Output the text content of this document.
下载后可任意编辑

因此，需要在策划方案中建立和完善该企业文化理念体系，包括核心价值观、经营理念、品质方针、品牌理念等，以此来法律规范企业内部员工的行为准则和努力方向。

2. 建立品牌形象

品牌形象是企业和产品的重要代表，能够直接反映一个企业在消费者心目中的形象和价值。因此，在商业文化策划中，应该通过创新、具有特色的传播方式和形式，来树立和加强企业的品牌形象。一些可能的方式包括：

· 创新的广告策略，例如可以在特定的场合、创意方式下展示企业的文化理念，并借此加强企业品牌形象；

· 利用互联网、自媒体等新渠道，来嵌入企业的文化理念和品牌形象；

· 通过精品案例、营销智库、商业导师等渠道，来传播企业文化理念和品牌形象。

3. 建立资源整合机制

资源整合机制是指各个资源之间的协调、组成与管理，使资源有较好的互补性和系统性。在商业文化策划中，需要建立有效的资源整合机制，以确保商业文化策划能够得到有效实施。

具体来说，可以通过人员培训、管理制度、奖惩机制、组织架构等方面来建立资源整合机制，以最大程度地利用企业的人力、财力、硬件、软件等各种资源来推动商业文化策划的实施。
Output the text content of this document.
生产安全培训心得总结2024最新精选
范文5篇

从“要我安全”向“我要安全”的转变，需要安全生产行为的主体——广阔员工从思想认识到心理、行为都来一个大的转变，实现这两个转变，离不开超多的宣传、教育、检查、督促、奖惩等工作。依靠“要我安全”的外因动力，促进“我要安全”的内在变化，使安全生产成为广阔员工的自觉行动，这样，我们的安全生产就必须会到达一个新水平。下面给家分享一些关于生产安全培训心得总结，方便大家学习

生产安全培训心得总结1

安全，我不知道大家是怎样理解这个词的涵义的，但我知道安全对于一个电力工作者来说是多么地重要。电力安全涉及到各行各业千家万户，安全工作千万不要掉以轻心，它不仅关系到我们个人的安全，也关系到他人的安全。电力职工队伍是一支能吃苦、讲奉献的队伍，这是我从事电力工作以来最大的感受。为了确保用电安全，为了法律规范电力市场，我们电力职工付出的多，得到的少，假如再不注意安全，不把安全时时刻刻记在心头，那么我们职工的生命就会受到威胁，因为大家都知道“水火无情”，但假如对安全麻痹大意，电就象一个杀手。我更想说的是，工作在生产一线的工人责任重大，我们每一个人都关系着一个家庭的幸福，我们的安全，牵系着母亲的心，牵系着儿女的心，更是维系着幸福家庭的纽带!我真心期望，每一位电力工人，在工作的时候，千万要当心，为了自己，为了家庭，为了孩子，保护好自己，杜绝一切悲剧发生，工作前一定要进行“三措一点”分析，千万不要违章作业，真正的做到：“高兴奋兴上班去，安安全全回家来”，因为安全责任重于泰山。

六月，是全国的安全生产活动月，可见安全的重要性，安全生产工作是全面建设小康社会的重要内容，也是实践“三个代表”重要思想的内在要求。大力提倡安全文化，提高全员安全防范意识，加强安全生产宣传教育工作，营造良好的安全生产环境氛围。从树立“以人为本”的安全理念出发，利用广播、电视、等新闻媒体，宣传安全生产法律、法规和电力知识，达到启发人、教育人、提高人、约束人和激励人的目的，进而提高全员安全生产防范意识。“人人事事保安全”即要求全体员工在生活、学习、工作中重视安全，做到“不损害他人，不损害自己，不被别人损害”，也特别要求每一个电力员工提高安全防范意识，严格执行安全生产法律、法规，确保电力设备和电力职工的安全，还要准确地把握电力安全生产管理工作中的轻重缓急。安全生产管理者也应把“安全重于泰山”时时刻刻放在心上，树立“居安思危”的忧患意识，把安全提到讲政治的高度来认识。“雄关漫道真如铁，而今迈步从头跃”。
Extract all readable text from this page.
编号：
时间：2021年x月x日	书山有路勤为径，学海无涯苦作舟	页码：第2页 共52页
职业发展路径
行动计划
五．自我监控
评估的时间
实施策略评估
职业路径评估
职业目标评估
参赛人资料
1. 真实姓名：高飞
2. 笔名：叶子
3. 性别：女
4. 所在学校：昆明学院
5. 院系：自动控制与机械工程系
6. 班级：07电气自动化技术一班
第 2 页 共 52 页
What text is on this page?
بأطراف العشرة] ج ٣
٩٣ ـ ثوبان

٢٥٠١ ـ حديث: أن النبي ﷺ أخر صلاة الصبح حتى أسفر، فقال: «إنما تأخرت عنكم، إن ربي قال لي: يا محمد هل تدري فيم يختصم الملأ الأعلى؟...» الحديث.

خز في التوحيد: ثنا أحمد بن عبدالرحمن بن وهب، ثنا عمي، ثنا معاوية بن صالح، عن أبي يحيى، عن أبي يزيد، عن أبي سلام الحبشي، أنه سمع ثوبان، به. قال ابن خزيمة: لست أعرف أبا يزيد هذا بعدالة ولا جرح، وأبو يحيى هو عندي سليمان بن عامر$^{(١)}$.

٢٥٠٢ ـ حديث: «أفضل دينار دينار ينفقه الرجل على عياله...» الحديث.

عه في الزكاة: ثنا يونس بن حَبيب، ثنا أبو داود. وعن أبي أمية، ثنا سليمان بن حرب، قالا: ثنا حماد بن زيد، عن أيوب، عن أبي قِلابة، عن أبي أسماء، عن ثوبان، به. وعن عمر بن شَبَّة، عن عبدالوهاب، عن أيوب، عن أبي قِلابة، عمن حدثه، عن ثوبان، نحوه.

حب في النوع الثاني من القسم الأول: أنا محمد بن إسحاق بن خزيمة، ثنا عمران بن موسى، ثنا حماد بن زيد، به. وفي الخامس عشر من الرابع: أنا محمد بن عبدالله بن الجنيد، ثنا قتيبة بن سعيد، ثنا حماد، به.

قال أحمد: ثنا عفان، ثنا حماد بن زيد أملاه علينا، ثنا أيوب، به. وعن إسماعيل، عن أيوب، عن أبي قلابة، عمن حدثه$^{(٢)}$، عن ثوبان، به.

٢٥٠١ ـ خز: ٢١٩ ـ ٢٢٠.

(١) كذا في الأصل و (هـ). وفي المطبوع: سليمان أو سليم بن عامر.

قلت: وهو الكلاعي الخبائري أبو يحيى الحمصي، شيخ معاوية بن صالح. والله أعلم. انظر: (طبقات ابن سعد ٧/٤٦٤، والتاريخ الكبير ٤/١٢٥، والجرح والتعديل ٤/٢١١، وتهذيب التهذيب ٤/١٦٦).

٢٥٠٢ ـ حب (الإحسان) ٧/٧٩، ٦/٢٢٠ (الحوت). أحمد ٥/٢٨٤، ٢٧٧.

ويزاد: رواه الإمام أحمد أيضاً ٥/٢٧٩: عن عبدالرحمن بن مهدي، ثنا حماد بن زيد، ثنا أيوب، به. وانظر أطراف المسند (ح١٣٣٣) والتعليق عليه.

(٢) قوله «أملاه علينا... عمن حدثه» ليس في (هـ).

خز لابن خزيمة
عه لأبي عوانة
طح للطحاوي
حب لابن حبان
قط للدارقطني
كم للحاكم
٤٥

■ YOUR INSTRUCTIONS ■
Find the word "أحمد" and list each line it appears in.

■ SOLVED PROBLEM ■
خز في التوحيد: ثنا أحمد بن عبدالرحمن بن وهب، ثنا عمي، ثنا معاوية بن صالح، عن أبي يحيى، عن أبي يزيد، عن أبي سلام الحبشي، أنه سمع ثوبان، به. قال ابن خزيمة: لست أعرف أبا يزيد هذا بعدالة ولا جرح، وأبو يحيى هو عندي سليمان بن عامر$^{(١)}$.
قال أحمد: ثنا عفان، ثنا حماد بن زيد أملاه علينا، ثنا أيوب، به. وعن إسماعيل، عن أيوب، عن أبي قلابة، عمن حدثه$^{(٢)}$، عن ثوبان، به.
٢٥٠٢ ـ حب (الإحسان) ٧/٧٩، ٦/٢٢٠ (الحوت). أحمد ٥/٢٨٤، ٢٧٧.
ويزاد: رواه الإمام أحمد أيضاً ٥/٢٧٩: عن عبدالرحمن بن مهدي، ثنا حماد بن زيد، ثنا أيوب، به. وانظر أطراف المسند (ح١٣٣٣) والتعليق عليه.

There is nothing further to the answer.